>> START Input records
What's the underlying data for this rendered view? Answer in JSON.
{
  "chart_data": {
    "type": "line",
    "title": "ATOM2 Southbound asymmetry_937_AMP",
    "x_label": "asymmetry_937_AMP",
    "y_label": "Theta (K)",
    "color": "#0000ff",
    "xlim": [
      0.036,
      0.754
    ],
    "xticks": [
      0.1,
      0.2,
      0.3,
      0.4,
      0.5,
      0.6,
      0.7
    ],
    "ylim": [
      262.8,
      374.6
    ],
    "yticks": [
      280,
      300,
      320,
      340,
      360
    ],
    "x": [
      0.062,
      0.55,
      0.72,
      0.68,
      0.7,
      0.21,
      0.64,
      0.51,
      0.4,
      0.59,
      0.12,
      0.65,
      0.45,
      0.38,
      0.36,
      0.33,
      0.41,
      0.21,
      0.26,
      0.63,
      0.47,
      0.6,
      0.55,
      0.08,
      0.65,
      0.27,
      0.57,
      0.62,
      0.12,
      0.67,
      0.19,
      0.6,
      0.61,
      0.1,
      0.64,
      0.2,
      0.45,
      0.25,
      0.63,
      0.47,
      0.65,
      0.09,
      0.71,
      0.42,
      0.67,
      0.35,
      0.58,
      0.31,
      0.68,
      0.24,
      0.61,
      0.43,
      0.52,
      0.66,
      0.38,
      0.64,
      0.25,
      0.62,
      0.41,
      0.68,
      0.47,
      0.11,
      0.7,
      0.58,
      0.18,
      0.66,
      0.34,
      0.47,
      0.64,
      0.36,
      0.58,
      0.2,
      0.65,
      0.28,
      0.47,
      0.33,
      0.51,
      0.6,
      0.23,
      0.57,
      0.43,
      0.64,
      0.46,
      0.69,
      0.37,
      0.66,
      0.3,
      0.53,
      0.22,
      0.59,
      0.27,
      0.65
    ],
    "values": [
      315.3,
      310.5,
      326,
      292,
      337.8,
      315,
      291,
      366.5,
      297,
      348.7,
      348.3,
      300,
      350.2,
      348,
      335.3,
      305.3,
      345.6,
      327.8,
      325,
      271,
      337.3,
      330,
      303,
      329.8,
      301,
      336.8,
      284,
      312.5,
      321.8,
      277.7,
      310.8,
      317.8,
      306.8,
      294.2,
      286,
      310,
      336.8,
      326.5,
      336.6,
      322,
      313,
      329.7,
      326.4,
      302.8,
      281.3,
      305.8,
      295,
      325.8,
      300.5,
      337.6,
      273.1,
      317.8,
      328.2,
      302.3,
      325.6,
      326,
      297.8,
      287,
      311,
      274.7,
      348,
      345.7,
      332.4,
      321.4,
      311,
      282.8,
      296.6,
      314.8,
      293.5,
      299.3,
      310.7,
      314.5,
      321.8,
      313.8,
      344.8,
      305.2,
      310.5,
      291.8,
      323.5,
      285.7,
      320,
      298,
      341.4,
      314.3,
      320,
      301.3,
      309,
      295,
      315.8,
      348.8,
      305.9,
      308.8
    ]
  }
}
>> END Input records
* _Direction_
Produce an exact copy of the whole listing.

* _Task output_
What's the underlying data for this rendered view? Answer in JSON.
{
  "chart_data": {
    "type": "line",
    "title": "ATOM2 Southbound asymmetry_937_AMP",
    "x_label": "asymmetry_937_AMP",
    "y_label": "Theta (K)",
    "color": "#0000ff",
    "xlim": [
      0.036,
      0.754
    ],
    "xticks": [
      0.1,
      0.2,
      0.3,
      0.4,
      0.5,
      0.6,
      0.7
    ],
    "ylim": [
      262.8,
      374.6
    ],
    "yticks": [
      280,
      300,
      320,
      340,
      360
    ],
    "x": [
      0.062,
      0.55,
      0.72,
      0.68,
      0.7,
      0.21,
      0.64,
      0.51,
      0.4,
      0.59,
      0.12,
      0.65,
      0.45,
      0.38,
      0.36,
      0.33,
      0.41,
      0.21,
      0.26,
      0.63,
      0.47,
      0.6,
      0.55,
      0.08,
      0.65,
      0.27,
      0.57,
      0.62,
      0.12,
      0.67,
      0.19,
      0.6,
      0.61,
      0.1,
      0.64,
      0.2,
      0.45,
      0.25,
      0.63,
      0.47,
      0.65,
      0.09,
      0.71,
      0.42,
      0.67,
      0.35,
      0.58,
      0.31,
      0.68,
      0.24,
      0.61,
      0.43,
      0.52,
      0.66,
      0.38,
      0.64,
      0.25,
      0.62,
      0.41,
      0.68,
      0.47,
      0.11,
      0.7,
      0.58,
      0.18,
      0.66,
      0.34,
      0.47,
      0.64,
      0.36,
      0.58,
      0.2,
      0.65,
      0.28,
      0.47,
      0.33,
      0.51,
      0.6,
      0.23,
      0.57,
      0.43,
      0.64,
      0.46,
      0.69,
      0.37,
      0.66,
      0.3,
      0.53,
      0.22,
      0.59,
      0.27,
      0.65
    ],
    "values": [
      315.3,
      310.5,
      326,
      292,
      337.8,
      315,
      291,
      366.5,
      297,
      348.7,
      348.3,
      300,
      350.2,
      348,
      335.3,
      305.3,
      345.6,
      327.8,
      325,
      271,
      337.3,
      330,
      303,
      329.8,
      301,
      336.8,
      284,
      312.5,
      321.8,
      277.7,
      310.8,
      317.8,
      306.8,
      294.2,
      286,
      310,
      336.8,
      326.5,
      336.6,
      322,
      313,
      329.7,
      326.4,
      302.8,
      281.3,
      305.8,
      295,
      325.8,
      300.5,
      337.6,
      273.1,
      317.8,
      328.2,
      302.3,
      325.6,
      326,
      297.8,
      287,
      311,
      274.7,
      348,
      345.7,
      332.4,
      321.4,
      311,
      282.8,
      296.6,
      314.8,
      293.5,
      299.3,
      310.7,
      314.5,
      321.8,
      313.8,
      344.8,
      305.2,
      310.5,
      291.8,
      323.5,
      285.7,
      320,
      298,
      341.4,
      314.3,
      320,
      301.3,
      309,
      295,
      315.8,
      348.8,
      305.9,
      308.8
    ]
  }
}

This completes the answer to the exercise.